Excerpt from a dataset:

--*--

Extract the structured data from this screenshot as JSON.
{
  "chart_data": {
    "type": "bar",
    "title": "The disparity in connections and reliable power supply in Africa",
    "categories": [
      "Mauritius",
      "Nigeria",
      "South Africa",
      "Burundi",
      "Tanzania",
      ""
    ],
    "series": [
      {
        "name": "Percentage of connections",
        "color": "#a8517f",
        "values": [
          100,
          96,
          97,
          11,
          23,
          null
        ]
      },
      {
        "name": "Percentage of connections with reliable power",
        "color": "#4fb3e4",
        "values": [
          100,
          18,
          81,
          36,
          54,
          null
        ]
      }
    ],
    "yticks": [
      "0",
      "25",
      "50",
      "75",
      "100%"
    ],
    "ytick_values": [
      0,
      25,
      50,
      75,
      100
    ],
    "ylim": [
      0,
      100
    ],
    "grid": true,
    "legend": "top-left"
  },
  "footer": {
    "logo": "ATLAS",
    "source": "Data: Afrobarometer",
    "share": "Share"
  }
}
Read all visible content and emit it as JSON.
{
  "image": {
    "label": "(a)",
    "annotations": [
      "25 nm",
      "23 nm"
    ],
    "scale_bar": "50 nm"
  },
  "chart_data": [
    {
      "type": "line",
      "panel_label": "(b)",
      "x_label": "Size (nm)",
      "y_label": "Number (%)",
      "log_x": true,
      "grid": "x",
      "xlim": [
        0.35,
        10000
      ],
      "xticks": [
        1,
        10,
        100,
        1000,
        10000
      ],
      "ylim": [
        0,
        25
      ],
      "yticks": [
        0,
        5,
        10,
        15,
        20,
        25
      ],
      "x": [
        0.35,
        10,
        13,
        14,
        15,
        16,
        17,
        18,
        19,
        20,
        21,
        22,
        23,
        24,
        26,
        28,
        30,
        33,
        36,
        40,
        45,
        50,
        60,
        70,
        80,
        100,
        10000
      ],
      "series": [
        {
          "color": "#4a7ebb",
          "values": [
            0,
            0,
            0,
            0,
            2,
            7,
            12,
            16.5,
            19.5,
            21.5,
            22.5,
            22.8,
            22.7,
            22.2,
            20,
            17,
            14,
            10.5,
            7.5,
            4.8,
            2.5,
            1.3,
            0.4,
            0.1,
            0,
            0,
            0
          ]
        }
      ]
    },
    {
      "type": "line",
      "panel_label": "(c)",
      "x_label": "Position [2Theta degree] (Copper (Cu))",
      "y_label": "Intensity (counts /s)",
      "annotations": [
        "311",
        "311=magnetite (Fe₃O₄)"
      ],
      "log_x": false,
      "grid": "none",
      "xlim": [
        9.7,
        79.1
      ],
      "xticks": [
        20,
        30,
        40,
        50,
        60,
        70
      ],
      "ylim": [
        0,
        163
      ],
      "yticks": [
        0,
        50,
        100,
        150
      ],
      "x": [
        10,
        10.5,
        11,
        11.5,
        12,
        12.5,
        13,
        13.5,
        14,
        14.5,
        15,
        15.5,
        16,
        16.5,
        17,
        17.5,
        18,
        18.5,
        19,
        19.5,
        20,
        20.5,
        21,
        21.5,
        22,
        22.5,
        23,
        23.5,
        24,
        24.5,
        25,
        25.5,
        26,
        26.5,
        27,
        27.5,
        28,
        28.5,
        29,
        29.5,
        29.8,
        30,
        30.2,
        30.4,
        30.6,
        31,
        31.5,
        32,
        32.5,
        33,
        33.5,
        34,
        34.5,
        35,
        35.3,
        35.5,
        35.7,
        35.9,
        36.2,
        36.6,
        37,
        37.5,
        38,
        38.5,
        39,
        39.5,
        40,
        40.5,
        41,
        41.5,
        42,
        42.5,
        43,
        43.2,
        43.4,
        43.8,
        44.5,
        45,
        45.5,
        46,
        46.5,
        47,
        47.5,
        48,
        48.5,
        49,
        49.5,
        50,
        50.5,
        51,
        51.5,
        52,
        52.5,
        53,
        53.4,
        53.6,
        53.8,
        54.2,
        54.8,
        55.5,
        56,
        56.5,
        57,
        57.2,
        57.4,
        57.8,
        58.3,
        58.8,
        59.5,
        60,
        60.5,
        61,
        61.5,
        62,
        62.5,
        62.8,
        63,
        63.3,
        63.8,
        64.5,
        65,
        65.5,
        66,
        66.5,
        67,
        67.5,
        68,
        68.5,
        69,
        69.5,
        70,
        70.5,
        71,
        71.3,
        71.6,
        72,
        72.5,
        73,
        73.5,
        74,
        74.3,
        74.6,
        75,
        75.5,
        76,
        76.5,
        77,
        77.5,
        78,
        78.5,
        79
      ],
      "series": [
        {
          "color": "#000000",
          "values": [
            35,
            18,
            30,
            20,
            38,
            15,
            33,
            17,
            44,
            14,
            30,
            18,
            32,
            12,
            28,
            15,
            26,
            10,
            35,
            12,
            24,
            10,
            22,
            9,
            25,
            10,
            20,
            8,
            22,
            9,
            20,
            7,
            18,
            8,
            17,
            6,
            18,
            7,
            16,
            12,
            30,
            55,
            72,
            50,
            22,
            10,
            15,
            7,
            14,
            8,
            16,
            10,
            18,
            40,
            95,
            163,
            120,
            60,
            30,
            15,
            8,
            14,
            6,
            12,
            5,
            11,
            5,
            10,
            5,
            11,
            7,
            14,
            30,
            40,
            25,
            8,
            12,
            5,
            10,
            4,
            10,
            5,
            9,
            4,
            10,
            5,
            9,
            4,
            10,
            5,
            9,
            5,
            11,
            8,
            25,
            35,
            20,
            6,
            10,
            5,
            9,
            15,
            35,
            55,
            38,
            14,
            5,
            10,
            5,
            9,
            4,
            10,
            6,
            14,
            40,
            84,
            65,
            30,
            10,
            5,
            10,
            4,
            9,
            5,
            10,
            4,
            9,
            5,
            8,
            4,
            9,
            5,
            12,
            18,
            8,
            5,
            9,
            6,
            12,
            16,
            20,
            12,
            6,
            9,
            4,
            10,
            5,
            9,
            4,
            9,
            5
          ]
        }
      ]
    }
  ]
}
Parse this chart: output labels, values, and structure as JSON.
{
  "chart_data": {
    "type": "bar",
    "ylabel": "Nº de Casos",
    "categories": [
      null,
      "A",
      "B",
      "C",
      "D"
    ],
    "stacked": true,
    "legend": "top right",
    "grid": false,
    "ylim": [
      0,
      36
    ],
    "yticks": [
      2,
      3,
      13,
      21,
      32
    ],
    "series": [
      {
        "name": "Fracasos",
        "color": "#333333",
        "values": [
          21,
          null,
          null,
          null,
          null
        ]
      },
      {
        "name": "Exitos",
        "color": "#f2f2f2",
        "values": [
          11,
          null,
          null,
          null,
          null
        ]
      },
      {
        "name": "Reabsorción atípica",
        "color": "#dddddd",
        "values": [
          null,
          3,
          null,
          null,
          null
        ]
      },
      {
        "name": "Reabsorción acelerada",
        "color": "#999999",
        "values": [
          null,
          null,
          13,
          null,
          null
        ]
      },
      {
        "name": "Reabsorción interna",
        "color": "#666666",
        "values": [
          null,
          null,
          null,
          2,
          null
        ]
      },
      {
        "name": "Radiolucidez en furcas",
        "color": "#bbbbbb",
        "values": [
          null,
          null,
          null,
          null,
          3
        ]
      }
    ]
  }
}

--*--

◆ **GIVEN INSTRUCTION**
Whichever lines contain the string "Reabsorción", select and copy them.

◆ **ANSWER TO THIS EXERCISE**
        "name": "Reabsorción atípica",
        "name": "Reabsorción acelerada",
        "name": "Reabsorción interna",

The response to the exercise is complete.